EXERCISE DESCRIPTION:
Where the string "Downloaded" occurs in the material below, report the whole line.

"""

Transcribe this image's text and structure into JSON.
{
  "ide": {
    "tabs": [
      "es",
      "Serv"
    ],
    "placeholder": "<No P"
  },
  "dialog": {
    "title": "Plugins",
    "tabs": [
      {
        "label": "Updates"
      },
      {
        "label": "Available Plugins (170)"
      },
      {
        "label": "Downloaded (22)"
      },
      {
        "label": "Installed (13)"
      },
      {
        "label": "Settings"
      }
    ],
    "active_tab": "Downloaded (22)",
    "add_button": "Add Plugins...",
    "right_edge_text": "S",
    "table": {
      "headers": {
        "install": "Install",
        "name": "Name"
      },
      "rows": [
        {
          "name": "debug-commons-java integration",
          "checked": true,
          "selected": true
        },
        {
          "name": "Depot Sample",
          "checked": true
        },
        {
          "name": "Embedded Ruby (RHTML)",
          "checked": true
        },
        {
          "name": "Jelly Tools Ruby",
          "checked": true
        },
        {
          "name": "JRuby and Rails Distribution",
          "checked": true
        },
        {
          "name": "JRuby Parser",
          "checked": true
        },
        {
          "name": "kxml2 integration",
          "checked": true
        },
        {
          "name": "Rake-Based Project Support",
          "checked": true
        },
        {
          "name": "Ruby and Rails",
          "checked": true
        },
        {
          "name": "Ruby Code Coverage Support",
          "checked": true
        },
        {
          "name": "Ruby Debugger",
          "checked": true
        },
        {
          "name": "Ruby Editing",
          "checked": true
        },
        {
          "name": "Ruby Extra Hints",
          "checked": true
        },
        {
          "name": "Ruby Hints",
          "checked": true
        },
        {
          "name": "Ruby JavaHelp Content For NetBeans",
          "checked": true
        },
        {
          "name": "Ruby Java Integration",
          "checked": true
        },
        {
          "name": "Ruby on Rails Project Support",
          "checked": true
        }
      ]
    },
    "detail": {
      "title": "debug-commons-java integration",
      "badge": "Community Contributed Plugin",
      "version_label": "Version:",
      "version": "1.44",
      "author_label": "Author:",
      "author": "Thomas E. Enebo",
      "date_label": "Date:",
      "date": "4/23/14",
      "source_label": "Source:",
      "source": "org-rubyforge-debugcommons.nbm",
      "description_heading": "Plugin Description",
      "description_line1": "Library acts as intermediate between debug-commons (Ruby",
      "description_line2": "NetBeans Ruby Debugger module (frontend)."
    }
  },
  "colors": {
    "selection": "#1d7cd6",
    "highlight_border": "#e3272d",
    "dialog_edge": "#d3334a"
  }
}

"""

ANSWER TO THE PROBLEM:
        "label": "Downloaded (22)"
    "active_tab": "Downloaded (22)",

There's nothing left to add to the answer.